= REQUIREMENTS =
Give the entries again exactly, every one of them.

= SUPPLIED DATA =
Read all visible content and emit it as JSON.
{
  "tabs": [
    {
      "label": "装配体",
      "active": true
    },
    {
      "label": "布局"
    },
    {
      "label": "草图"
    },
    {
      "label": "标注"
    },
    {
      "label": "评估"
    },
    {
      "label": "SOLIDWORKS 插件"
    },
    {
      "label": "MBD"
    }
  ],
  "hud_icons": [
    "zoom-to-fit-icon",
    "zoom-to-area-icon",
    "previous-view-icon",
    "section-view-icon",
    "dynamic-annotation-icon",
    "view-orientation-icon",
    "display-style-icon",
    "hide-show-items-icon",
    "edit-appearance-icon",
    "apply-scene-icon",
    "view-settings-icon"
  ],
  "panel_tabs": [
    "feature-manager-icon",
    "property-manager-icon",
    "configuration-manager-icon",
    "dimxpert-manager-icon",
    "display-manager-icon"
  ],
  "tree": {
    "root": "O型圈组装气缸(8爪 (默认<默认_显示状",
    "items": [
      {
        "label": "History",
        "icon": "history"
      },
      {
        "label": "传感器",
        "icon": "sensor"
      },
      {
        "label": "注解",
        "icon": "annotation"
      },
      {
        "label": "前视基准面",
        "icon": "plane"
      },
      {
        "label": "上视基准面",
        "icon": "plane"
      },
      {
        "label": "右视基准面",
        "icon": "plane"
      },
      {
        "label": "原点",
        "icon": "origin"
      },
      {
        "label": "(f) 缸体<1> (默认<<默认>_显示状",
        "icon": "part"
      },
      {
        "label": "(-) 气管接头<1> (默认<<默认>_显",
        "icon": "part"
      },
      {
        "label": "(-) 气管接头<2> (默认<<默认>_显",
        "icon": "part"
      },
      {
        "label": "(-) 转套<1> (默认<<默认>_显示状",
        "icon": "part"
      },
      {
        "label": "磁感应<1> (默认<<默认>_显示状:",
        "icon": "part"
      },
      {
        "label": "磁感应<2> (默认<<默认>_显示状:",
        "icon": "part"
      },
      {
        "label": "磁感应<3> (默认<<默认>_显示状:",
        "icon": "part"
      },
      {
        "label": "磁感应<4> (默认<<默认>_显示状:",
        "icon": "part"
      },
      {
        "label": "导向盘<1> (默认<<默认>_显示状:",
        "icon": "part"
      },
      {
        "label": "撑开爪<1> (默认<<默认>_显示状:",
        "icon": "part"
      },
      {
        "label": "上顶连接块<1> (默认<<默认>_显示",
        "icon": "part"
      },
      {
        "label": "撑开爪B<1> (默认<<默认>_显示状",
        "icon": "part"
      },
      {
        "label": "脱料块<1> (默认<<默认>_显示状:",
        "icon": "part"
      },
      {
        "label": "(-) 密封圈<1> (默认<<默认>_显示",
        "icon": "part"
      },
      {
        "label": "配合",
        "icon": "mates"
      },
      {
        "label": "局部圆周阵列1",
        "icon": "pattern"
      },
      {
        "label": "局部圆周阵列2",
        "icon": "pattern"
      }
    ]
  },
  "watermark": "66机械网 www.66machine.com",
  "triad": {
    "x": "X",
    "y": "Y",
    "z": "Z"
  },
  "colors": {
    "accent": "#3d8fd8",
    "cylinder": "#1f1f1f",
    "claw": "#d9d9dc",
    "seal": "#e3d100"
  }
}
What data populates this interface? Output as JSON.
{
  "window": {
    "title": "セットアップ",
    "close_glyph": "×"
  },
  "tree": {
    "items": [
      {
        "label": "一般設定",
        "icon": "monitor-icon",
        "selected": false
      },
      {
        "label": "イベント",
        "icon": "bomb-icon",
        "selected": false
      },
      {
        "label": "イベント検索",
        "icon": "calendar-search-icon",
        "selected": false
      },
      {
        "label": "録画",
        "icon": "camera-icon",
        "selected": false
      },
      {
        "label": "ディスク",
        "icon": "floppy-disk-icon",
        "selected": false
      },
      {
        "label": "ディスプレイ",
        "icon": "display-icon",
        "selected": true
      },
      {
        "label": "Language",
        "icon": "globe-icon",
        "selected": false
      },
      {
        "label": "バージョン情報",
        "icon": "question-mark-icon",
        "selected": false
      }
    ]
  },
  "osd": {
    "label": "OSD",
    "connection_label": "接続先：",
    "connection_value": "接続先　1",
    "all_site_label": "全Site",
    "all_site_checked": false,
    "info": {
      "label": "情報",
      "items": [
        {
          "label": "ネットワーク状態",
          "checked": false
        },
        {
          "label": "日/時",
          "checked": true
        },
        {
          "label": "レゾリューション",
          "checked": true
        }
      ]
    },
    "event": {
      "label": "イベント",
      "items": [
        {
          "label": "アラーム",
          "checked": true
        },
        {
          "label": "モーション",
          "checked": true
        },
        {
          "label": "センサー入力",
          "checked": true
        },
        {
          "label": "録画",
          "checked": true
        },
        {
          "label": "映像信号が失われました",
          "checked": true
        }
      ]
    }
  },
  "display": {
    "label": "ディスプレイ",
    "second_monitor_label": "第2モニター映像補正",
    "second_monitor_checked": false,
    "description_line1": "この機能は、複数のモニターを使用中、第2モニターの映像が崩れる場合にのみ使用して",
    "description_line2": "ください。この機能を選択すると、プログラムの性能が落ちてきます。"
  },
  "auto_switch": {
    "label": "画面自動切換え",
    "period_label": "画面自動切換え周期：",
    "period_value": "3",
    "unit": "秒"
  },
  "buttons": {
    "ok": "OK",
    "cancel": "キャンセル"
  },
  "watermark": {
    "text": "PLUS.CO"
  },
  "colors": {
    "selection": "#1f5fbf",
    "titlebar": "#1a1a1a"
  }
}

= COMPLETED TASK =
Read all visible content and emit it as JSON.
{
  "tabs": [
    {
      "label": "装配体",
      "active": true
    },
    {
      "label": "布局"
    },
    {
      "label": "草图"
    },
    {
      "label": "标注"
    },
    {
      "label": "评估"
    },
    {
      "label": "SOLIDWORKS 插件"
    },
    {
      "label": "MBD"
    }
  ],
  "hud_icons": [
    "zoom-to-fit-icon",
    "zoom-to-area-icon",
    "previous-view-icon",
    "section-view-icon",
    "dynamic-annotation-icon",
    "view-orientation-icon",
    "display-style-icon",
    "hide-show-items-icon",
    "edit-appearance-icon",
    "apply-scene-icon",
    "view-settings-icon"
  ],
  "panel_tabs": [
    "feature-manager-icon",
    "property-manager-icon",
    "configuration-manager-icon",
    "dimxpert-manager-icon",
    "display-manager-icon"
  ],
  "tree": {
    "root": "O型圈组装气缸(8爪 (默认<默认_显示状",
    "items": [
      {
        "label": "History",
        "icon": "history"
      },
      {
        "label": "传感器",
        "icon": "sensor"
      },
      {
        "label": "注解",
        "icon": "annotation"
      },
      {
        "label": "前视基准面",
        "icon": "plane"
      },
      {
        "label": "上视基准面",
        "icon": "plane"
      },
      {
        "label": "右视基准面",
        "icon": "plane"
      },
      {
        "label": "原点",
        "icon": "origin"
      },
      {
        "label": "(f) 缸体<1> (默认<<默认>_显示状",
        "icon": "part"
      },
      {
        "label": "(-) 气管接头<1> (默认<<默认>_显",
        "icon": "part"
      },
      {
        "label": "(-) 气管接头<2> (默认<<默认>_显",
        "icon": "part"
      },
      {
        "label": "(-) 转套<1> (默认<<默认>_显示状",
        "icon": "part"
      },
      {
        "label": "磁感应<1> (默认<<默认>_显示状:",
        "icon": "part"
      },
      {
        "label": "磁感应<2> (默认<<默认>_显示状:",
        "icon": "part"
      },
      {
        "label": "磁感应<3> (默认<<默认>_显示状:",
        "icon": "part"
      },
      {
        "label": "磁感应<4> (默认<<默认>_显示状:",
        "icon": "part"
      },
      {
        "label": "导向盘<1> (默认<<默认>_显示状:",
        "icon": "part"
      },
      {
        "label": "撑开爪<1> (默认<<默认>_显示状:",
        "icon": "part"
      },
      {
        "label": "上顶连接块<1> (默认<<默认>_显示",
        "icon": "part"
      },
      {
        "label": "撑开爪B<1> (默认<<默认>_显示状",
        "icon": "part"
      },
      {
        "label": "脱料块<1> (默认<<默认>_显示状:",
        "icon": "part"
      },
      {
        "label": "(-) 密封圈<1> (默认<<默认>_显示",
        "icon": "part"
      },
      {
        "label": "配合",
        "icon": "mates"
      },
      {
        "label": "局部圆周阵列1",
        "icon": "pattern"
      },
      {
        "label": "局部圆周阵列2",
        "icon": "pattern"
      }
    ]
  },
  "watermark": "66机械网 www.66machine.com",
  "triad": {
    "x": "X",
    "y": "Y",
    "z": "Z"
  },
  "colors": {
    "accent": "#3d8fd8",
    "cylinder": "#1f1f1f",
    "claw": "#d9d9dc",
    "seal": "#e3d100"
  }
}
What data populates this interface? Output as JSON.
{
  "window": {
    "title": "セットアップ",
    "close_glyph": "×"
  },
  "tree": {
    "items": [
      {
        "label": "一般設定",
        "icon": "monitor-icon",
        "selected": false
      },
      {
        "label": "イベント",
        "icon": "bomb-icon",
        "selected": false
      },
      {
        "label": "イベント検索",
        "icon": "calendar-search-icon",
        "selected": false
      },
      {
        "label": "録画",
        "icon": "camera-icon",
        "selected": false
      },
      {
        "label": "ディスク",
        "icon": "floppy-disk-icon",
        "selected": false
      },
      {
        "label": "ディスプレイ",
        "icon": "display-icon",
        "selected": true
      },
      {
        "label": "Language",
        "icon": "globe-icon",
        "selected": false
      },
      {
        "label": "バージョン情報",
        "icon": "question-mark-icon",
        "selected": false
      }
    ]
  },
  "osd": {
    "label": "OSD",
    "connection_label": "接続先：",
    "connection_value": "接続先　1",
    "all_site_label": "全Site",
    "all_site_checked": false,
    "info": {
      "label": "情報",
      "items": [
        {
          "label": "ネットワーク状態",
          "checked": false
        },
        {
          "label": "日/時",
          "checked": true
        },
        {
          "label": "レゾリューション",
          "checked": true
        }
      ]
    },
    "event": {
      "label": "イベント",
      "items": [
        {
          "label": "アラーム",
          "checked": true
        },
        {
          "label": "モーション",
          "checked": true
        },
        {
          "label": "センサー入力",
          "checked": true
        },
        {
          "label": "録画",
          "checked": true
        },
        {
          "label": "映像信号が失われました",
          "checked": true
        }
      ]
    }
  },
  "display": {
    "label": "ディスプレイ",
    "second_monitor_label": "第2モニター映像補正",
    "second_monitor_checked": false,
    "description_line1": "この機能は、複数のモニターを使用中、第2モニターの映像が崩れる場合にのみ使用して",
    "description_line2": "ください。この機能を選択すると、プログラムの性能が落ちてきます。"
  },
  "auto_switch": {
    "label": "画面自動切換え",
    "period_label": "画面自動切換え周期：",
    "period_value": "3",
    "unit": "秒"
  },
  "buttons": {
    "ok": "OK",
    "cancel": "キャンセル"
  },
  "watermark": {
    "text": "PLUS.CO"
  },
  "colors": {
    "selection": "#1f5fbf",
    "titlebar": "#1a1a1a"
  }
}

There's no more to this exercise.